* THE PROBLEM: Retype each record shown below, leaving every character as it is.

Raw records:
-------------------------

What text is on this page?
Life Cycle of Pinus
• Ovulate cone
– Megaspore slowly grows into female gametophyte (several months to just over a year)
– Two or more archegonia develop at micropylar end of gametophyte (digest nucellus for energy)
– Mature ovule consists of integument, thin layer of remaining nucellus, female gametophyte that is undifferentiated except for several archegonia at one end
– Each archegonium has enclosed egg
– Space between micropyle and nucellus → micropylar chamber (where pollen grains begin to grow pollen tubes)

-------------------------

* SOLUTION:
What text is on this page?
Life Cycle of Pinus
• Ovulate cone
– Megaspore slowly grows into female gametophyte (several months to just over a year)
– Two or more archegonia develop at micropylar end of gametophyte (digest nucellus for energy)
– Mature ovule consists of integument, thin layer of remaining nucellus, female gametophyte that is undifferentiated except for several archegonia at one end
– Each archegonium has enclosed egg
– Space between micropyle and nucellus → micropylar chamber (where pollen grains begin to grow pollen tubes)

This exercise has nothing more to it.